◆ **PROBLEM TO WORK ON**: Find the word "like" in the records below. List each line containing it.

◆ **PROVIDED RECORDS**:

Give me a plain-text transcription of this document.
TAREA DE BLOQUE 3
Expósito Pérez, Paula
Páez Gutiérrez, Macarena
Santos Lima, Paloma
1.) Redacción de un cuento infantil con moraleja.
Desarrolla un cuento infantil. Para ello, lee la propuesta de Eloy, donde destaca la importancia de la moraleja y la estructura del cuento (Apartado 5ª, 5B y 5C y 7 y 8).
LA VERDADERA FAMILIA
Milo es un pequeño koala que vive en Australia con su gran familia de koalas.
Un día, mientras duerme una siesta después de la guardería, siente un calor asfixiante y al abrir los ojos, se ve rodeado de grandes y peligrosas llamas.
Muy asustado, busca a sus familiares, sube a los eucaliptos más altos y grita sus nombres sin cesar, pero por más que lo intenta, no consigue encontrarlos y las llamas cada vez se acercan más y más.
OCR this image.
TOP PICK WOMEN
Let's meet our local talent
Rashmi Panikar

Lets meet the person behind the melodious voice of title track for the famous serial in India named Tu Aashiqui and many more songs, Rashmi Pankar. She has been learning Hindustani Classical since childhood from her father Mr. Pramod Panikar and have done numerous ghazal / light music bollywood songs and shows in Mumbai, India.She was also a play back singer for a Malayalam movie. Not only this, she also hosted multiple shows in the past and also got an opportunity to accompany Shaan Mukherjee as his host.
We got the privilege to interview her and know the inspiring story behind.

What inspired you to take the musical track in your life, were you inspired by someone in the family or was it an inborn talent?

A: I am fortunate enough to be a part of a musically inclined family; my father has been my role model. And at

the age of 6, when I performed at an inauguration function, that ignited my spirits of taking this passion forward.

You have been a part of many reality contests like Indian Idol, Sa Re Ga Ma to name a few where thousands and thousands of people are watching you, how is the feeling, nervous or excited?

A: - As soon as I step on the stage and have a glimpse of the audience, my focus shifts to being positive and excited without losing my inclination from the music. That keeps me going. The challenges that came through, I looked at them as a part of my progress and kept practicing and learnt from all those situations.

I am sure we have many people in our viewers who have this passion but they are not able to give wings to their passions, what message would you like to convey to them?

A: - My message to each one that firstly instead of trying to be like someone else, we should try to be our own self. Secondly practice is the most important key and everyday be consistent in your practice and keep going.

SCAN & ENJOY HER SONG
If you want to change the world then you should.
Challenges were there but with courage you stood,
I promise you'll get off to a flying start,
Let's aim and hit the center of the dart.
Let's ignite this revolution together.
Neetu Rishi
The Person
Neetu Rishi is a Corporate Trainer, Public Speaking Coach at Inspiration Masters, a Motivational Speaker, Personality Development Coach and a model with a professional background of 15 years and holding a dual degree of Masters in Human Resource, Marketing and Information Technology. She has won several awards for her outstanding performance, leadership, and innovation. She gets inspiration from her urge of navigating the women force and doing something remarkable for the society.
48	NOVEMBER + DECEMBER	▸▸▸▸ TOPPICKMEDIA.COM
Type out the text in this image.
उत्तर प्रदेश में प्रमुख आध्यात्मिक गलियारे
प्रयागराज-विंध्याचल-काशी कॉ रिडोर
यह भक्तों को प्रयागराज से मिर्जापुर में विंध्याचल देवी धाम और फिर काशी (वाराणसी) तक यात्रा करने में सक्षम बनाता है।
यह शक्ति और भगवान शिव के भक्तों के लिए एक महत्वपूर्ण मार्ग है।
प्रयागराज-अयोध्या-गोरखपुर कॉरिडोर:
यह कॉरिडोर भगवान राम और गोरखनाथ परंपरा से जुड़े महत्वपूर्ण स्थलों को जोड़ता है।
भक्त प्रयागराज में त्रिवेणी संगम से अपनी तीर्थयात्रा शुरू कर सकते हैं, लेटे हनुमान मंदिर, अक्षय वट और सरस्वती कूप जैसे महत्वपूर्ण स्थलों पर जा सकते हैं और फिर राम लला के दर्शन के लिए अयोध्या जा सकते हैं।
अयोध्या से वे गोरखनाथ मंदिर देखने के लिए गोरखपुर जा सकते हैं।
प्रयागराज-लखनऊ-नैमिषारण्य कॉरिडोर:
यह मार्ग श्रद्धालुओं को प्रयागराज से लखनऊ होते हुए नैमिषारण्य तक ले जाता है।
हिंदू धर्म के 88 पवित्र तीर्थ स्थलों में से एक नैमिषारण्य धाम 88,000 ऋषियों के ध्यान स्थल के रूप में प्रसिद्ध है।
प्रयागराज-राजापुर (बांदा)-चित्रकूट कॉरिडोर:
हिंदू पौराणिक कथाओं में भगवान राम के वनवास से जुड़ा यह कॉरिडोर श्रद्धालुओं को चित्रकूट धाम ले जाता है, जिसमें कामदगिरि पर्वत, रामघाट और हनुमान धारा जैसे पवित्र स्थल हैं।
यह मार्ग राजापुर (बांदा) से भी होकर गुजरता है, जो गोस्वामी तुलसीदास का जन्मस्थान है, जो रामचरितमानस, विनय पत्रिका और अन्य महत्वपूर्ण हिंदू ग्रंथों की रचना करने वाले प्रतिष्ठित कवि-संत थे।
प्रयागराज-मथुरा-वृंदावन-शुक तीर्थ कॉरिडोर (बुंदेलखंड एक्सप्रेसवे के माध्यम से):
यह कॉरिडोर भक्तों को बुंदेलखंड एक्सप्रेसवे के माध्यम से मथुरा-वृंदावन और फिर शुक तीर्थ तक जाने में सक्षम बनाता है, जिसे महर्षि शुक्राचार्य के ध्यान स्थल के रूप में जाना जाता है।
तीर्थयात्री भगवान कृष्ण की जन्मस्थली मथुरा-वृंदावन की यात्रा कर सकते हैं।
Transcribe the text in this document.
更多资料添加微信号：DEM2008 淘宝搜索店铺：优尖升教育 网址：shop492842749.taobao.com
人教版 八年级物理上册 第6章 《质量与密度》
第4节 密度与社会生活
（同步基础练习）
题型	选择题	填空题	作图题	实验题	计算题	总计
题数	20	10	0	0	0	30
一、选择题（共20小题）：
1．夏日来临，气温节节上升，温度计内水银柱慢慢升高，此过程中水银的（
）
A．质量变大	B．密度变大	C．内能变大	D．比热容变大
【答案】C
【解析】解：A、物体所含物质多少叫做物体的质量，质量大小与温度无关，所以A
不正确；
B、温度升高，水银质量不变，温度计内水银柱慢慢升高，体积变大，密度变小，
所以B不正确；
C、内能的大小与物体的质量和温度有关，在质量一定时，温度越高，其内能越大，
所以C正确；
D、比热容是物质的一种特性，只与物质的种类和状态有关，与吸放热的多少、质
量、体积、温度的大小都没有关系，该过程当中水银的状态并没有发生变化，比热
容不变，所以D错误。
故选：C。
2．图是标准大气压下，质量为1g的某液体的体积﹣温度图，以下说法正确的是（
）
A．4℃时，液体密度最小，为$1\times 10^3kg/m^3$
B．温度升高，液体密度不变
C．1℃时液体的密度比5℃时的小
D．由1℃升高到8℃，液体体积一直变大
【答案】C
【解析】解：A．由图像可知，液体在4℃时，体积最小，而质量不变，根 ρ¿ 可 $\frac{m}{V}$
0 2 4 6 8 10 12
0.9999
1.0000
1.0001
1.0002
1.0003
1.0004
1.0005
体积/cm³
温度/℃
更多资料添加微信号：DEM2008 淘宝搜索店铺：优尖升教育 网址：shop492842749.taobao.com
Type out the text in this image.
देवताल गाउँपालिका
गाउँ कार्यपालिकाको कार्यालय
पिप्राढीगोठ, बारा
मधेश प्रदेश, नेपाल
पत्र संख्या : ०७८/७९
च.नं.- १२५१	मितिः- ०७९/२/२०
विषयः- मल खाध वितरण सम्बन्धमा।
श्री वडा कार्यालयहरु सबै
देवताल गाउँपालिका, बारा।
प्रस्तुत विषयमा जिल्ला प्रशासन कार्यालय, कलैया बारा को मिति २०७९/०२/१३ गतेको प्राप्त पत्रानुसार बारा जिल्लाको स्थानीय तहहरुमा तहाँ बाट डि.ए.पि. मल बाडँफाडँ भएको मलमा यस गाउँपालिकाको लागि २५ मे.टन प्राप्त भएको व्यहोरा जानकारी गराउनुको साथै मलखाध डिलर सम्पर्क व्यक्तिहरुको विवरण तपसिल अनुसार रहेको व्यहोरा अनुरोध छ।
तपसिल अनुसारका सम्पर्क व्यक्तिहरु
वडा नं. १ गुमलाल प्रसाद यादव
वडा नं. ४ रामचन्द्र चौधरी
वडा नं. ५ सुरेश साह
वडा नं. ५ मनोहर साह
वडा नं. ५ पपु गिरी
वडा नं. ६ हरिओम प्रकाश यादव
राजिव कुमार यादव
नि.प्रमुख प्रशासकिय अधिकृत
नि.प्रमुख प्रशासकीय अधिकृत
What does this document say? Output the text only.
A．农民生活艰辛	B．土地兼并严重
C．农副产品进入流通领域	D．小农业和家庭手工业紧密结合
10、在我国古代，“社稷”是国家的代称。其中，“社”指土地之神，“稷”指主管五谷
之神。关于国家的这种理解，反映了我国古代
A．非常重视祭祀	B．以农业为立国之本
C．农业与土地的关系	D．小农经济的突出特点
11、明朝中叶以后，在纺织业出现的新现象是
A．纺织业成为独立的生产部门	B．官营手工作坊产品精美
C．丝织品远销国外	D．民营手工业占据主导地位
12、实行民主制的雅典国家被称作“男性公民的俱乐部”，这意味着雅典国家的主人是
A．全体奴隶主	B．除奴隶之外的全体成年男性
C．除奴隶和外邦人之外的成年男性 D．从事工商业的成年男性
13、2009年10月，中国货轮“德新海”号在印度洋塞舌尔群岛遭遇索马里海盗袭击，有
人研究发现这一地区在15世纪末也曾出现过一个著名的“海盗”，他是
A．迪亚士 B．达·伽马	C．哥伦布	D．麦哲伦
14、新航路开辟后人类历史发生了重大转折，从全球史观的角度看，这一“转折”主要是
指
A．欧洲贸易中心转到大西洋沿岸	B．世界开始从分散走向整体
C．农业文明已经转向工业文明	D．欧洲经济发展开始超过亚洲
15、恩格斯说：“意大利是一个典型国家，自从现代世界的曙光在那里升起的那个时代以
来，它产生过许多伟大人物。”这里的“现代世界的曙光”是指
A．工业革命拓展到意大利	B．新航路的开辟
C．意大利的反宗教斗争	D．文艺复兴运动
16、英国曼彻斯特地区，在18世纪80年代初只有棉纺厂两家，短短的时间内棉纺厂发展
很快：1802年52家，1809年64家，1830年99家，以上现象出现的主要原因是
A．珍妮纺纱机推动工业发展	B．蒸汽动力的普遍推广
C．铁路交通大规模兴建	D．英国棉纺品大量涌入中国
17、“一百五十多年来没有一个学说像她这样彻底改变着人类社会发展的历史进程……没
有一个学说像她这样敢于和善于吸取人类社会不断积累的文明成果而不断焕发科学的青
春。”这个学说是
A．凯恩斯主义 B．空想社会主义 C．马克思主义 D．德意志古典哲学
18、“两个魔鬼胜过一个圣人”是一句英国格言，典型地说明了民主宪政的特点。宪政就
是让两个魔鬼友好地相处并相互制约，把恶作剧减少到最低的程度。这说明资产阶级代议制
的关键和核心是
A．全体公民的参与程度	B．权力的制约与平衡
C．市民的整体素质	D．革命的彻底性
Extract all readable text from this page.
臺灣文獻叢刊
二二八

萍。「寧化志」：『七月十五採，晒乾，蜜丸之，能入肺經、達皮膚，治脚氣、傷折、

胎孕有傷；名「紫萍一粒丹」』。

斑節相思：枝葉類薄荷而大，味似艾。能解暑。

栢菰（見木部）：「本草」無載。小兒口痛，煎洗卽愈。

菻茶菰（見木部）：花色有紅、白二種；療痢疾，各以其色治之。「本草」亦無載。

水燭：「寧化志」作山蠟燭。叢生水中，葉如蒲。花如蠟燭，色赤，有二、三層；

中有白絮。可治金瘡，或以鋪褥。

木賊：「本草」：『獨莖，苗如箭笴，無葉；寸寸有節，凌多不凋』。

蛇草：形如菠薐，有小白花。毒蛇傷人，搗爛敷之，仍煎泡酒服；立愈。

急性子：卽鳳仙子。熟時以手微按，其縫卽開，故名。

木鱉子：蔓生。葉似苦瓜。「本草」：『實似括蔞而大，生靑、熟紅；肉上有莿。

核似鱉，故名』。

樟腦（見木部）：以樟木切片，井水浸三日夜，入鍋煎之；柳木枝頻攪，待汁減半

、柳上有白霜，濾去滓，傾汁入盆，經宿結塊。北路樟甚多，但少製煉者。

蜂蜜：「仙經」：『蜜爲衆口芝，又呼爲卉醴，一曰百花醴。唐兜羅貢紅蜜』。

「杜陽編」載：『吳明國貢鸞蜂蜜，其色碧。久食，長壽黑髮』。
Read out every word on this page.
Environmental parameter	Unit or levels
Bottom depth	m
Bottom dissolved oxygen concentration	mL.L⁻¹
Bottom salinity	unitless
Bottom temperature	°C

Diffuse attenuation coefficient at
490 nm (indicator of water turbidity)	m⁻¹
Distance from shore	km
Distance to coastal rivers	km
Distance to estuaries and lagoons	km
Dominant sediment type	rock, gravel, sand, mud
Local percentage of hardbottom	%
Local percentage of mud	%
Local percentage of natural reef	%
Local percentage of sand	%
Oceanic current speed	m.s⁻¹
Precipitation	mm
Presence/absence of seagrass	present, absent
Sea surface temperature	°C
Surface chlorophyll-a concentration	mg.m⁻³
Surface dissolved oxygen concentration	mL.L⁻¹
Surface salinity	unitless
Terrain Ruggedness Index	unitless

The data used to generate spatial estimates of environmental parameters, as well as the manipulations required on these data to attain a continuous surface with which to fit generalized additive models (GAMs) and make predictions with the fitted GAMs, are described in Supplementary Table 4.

◆ **REPLY TO THE EXERCISE**:
You have been a part of many reality contests like Indian Idol, Sa Re Ga Ma to name a few where thousands and thousands of people are watching you, how is the feeling, nervous or excited?
I am sure we have many people in our viewers who have this passion but they are not able to give wings to their passions, what message would you like to convey to them?
A: - My message to each one that firstly instead of trying to be like someone else, we should try to be our own self. Secondly practice is the most important key and everyday be consistent in your practice and keep going.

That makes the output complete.